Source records
————————
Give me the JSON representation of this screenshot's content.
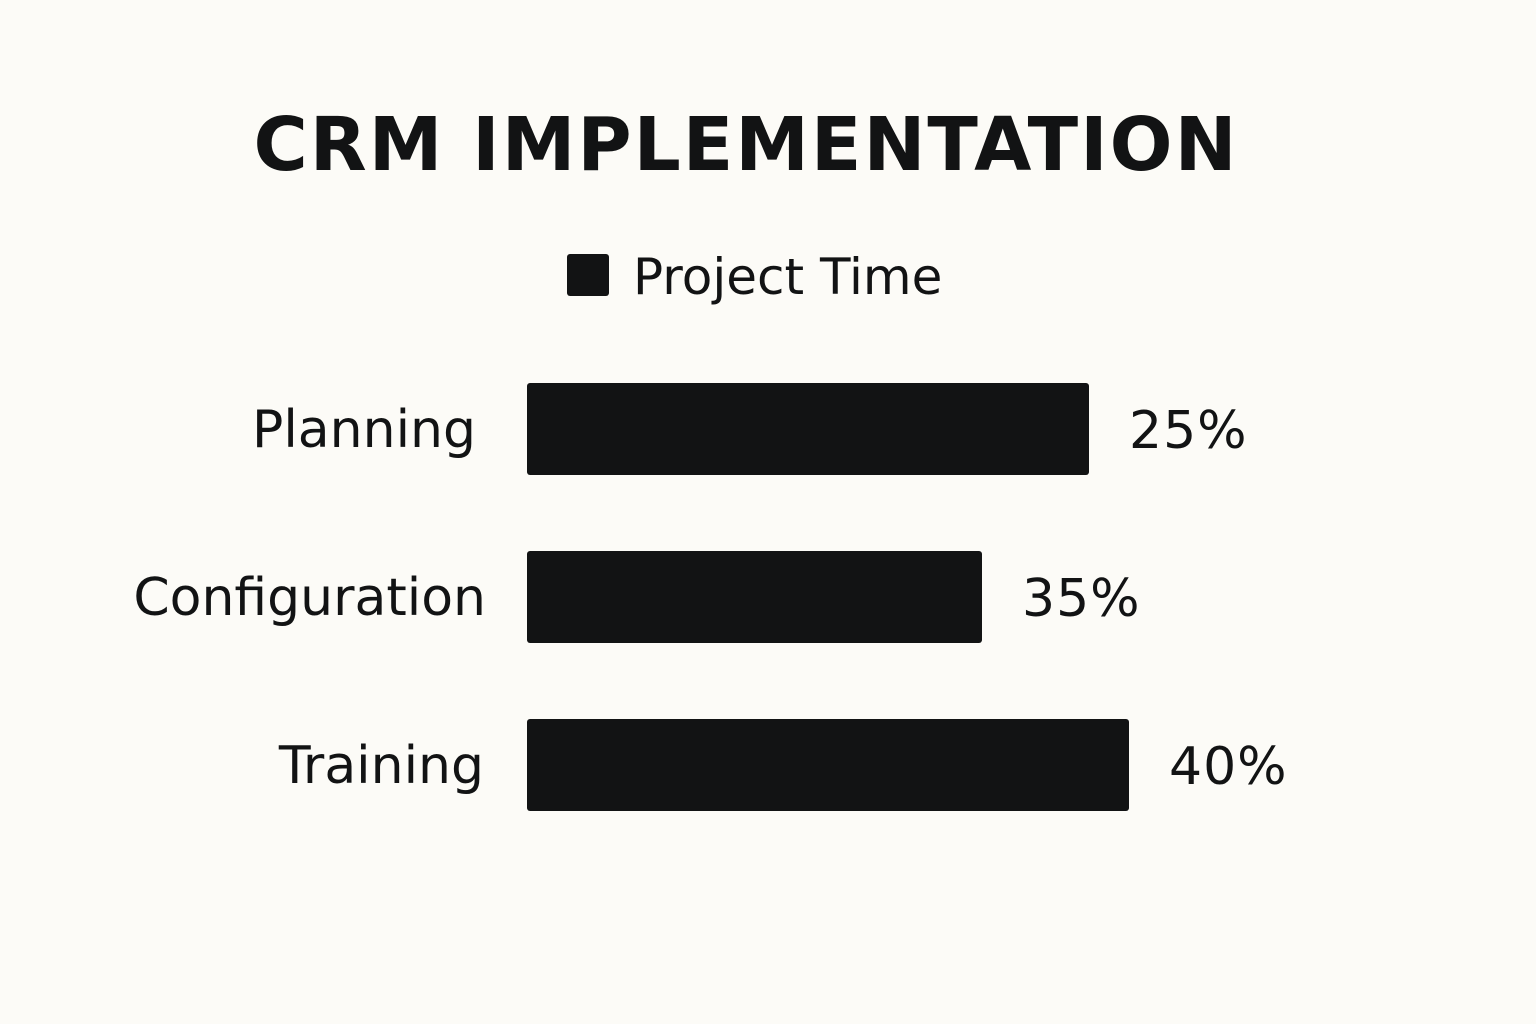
{
  "chart_data": {
    "type": "bar",
    "orientation": "horizontal",
    "title": "CRM IMPLEMENTATION",
    "categories": [
      "Planning",
      "Configuration",
      "Training"
    ],
    "series": [
      {
        "name": "Project Time",
        "values": [
          25,
          35,
          40
        ],
        "labels": [
          "25%",
          "35%",
          "40%"
        ],
        "color": "#121314"
      }
    ],
    "xlabel": "",
    "ylabel": "",
    "unit": "%",
    "grid": false,
    "legend": "top-center"
  }
}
————————
Requirements:
Without the images, write out each line of the data verbatim.

The result:
Give me the JSON representation of this screenshot's content.
{
  "chart_data": {
    "type": "bar",
    "orientation": "horizontal",
    "title": "CRM IMPLEMENTATION",
    "categories": [
      "Planning",
      "Configuration",
      "Training"
    ],
    "series": [
      {
        "name": "Project Time",
        "values": [
          25,
          35,
          40
        ],
        "labels": [
          "25%",
          "35%",
          "40%"
        ],
        "color": "#121314"
      }
    ],
    "xlabel": "",
    "ylabel": "",
    "unit": "%",
    "grid": false,
    "legend": "top-center"
  }
}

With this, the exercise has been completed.